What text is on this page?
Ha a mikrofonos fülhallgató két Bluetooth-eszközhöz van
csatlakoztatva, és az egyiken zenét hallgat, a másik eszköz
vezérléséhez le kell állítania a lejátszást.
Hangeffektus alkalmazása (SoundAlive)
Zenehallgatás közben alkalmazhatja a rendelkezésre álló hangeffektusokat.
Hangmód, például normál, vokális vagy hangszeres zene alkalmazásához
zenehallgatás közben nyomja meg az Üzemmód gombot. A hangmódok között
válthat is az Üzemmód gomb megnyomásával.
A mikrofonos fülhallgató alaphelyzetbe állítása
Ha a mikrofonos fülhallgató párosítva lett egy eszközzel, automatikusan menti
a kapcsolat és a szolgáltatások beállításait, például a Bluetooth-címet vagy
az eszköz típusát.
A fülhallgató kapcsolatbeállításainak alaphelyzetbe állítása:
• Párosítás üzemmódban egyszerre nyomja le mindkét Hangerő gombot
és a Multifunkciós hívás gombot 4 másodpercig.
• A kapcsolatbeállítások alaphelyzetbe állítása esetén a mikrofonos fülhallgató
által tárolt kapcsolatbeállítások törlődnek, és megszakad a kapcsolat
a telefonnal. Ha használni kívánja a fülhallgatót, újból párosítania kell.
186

◆ ◆ ◆ ◆

● WHAT IS REQUIRED
Write out all the records above again, exactly as they stand.

● WRITTEN ANSWER
What text is on this page?
Ha a mikrofonos fülhallgató két Bluetooth-eszközhöz van
csatlakoztatva, és az egyiken zenét hallgat, a másik eszköz
vezérléséhez le kell állítania a lejátszást.
Hangeffektus alkalmazása (SoundAlive)
Zenehallgatás közben alkalmazhatja a rendelkezésre álló hangeffektusokat.
Hangmód, például normál, vokális vagy hangszeres zene alkalmazásához
zenehallgatás közben nyomja meg az Üzemmód gombot. A hangmódok között
válthat is az Üzemmód gomb megnyomásával.
A mikrofonos fülhallgató alaphelyzetbe állítása
Ha a mikrofonos fülhallgató párosítva lett egy eszközzel, automatikusan menti
a kapcsolat és a szolgáltatások beállításait, például a Bluetooth-címet vagy
az eszköz típusát.
A fülhallgató kapcsolatbeállításainak alaphelyzetbe állítása:
• Párosítás üzemmódban egyszerre nyomja le mindkét Hangerő gombot
és a Multifunkciós hívás gombot 4 másodpercig.
• A kapcsolatbeállítások alaphelyzetbe állítása esetén a mikrofonos fülhallgató
által tárolt kapcsolatbeállítások törlődnek, és megszakad a kapcsolat
a telefonnal. Ha használni kívánja a fülhallgatót, újból párosítania kell.
186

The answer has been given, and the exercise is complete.